# Exercise goal:
What follows is a set of records; restate each one word for word and drop the pictures.

Extracted records
--- Begin ---

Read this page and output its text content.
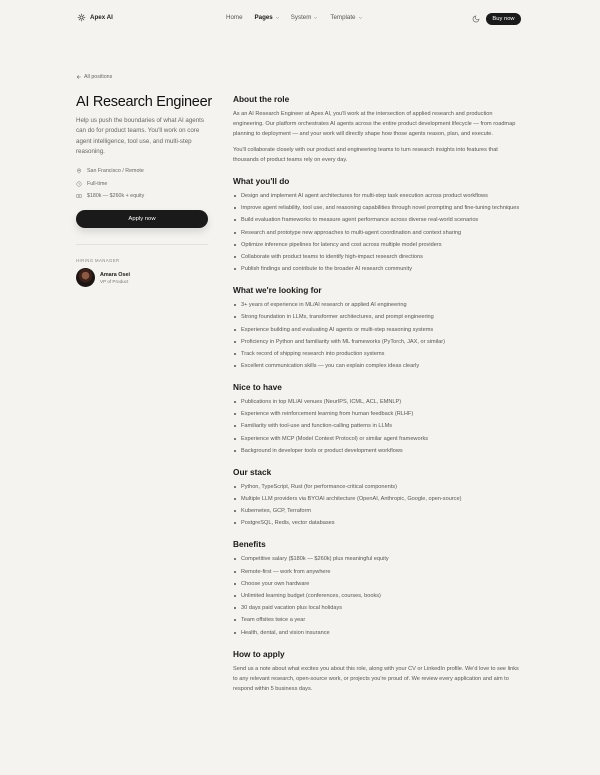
Apex AI	Home Pages	System	Template	Buy now
All positions
AI Research Engineer

Help us push the boundaries of what AI agents can do for product teams. You'll work on core agent intelligence, tool use, and multi-step reasoning.

San Francisco / Remote
Full-time
$180k — $260k + equity
Apply now
HIRING MANAGER
Amara Osei
VP of Product
About the role

As an AI Research Engineer at Apex AI, you'll work at the intersection of applied research and production engineering. Our platform orchestrates AI agents across the entire product development lifecycle — from roadmap planning to deployment — and your work will directly shape how those agents reason, plan, and execute.

You'll collaborate closely with our product and engineering teams to turn research insights into features that thousands of product teams rely on every day.

What you'll do
Design and implement AI agent architectures for multi-step task execution across product workflows
Improve agent reliability, tool use, and reasoning capabilities through novel prompting and fine-tuning techniques
Build evaluation frameworks to measure agent performance across diverse real-world scenarios
Research and prototype new approaches to multi-agent coordination and context sharing
Optimize inference pipelines for latency and cost across multiple model providers
Collaborate with product teams to identify high-impact research directions
Publish findings and contribute to the broader AI research community
What we're looking for
3+ years of experience in ML/AI research or applied AI engineering
Strong foundation in LLMs, transformer architectures, and prompt engineering
Experience building and evaluating AI agents or multi-step reasoning systems
Proficiency in Python and familiarity with ML frameworks (PyTorch, JAX, or similar)
Track record of shipping research into production systems
Excellent communication skills — you can explain complex ideas clearly
Nice to have
Publications in top ML/AI venues (NeurIPS, ICML, ACL, EMNLP)
Experience with reinforcement learning from human feedback (RLHF)
Familiarity with tool-use and function-calling patterns in LLMs
Experience with MCP (Model Context Protocol) or similar agent frameworks
Background in developer tools or product development workflows
Our stack
Python, TypeScript, Rust (for performance-critical components)
Multiple LLM providers via BYOAI architecture (OpenAI, Anthropic, Google, open-source)
Kubernetes, GCP, Terraform
PostgreSQL, Redis, vector databases
Benefits
Competitive salary ($180k — $260k) plus meaningful equity
Remote-first — work from anywhere
Choose your own hardware
Unlimited learning budget (conferences, courses, books)
30 days paid vacation plus local holidays
Team offsites twice a year
Health, dental, and vision insurance
How to apply

Send us a note about what excites you about this role, along with your CV or LinkedIn profile. We'd love to see links to any relevant research, open-source work, or projects you're proud of. We review every application and aim to respond within 5 business days.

--- End ---

# Answer to this problem:
Read this page and output its text content.
Apex AI	Home Pages	System	Template	Buy now
All positions
AI Research Engineer

Help us push the boundaries of what AI agents can do for product teams. You'll work on core agent intelligence, tool use, and multi-step reasoning.

San Francisco / Remote
Full-time
$180k — $260k + equity
Apply now
HIRING MANAGER
Amara Osei
VP of Product
About the role

As an AI Research Engineer at Apex AI, you'll work at the intersection of applied research and production engineering. Our platform orchestrates AI agents across the entire product development lifecycle — from roadmap planning to deployment — and your work will directly shape how those agents reason, plan, and execute.

You'll collaborate closely with our product and engineering teams to turn research insights into features that thousands of product teams rely on every day.

What you'll do
Design and implement AI agent architectures for multi-step task execution across product workflows
Improve agent reliability, tool use, and reasoning capabilities through novel prompting and fine-tuning techniques
Build evaluation frameworks to measure agent performance across diverse real-world scenarios
Research and prototype new approaches to multi-agent coordination and context sharing
Optimize inference pipelines for latency and cost across multiple model providers
Collaborate with product teams to identify high-impact research directions
Publish findings and contribute to the broader AI research community
What we're looking for
3+ years of experience in ML/AI research or applied AI engineering
Strong foundation in LLMs, transformer architectures, and prompt engineering
Experience building and evaluating AI agents or multi-step reasoning systems
Proficiency in Python and familiarity with ML frameworks (PyTorch, JAX, or similar)
Track record of shipping research into production systems
Excellent communication skills — you can explain complex ideas clearly
Nice to have
Publications in top ML/AI venues (NeurIPS, ICML, ACL, EMNLP)
Experience with reinforcement learning from human feedback (RLHF)
Familiarity with tool-use and function-calling patterns in LLMs
Experience with MCP (Model Context Protocol) or similar agent frameworks
Background in developer tools or product development workflows
Our stack
Python, TypeScript, Rust (for performance-critical components)
Multiple LLM providers via BYOAI architecture (OpenAI, Anthropic, Google, open-source)
Kubernetes, GCP, Terraform
PostgreSQL, Redis, vector databases
Benefits
Competitive salary ($180k — $260k) plus meaningful equity
Remote-first — work from anywhere
Choose your own hardware
Unlimited learning budget (conferences, courses, books)
30 days paid vacation plus local holidays
Team offsites twice a year
Health, dental, and vision insurance
How to apply

Send us a note about what excites you about this role, along with your CV or LinkedIn profile. We'd love to see links to any relevant research, open-source work, or projects you're proud of. We review every application and aim to respond within 5 business days.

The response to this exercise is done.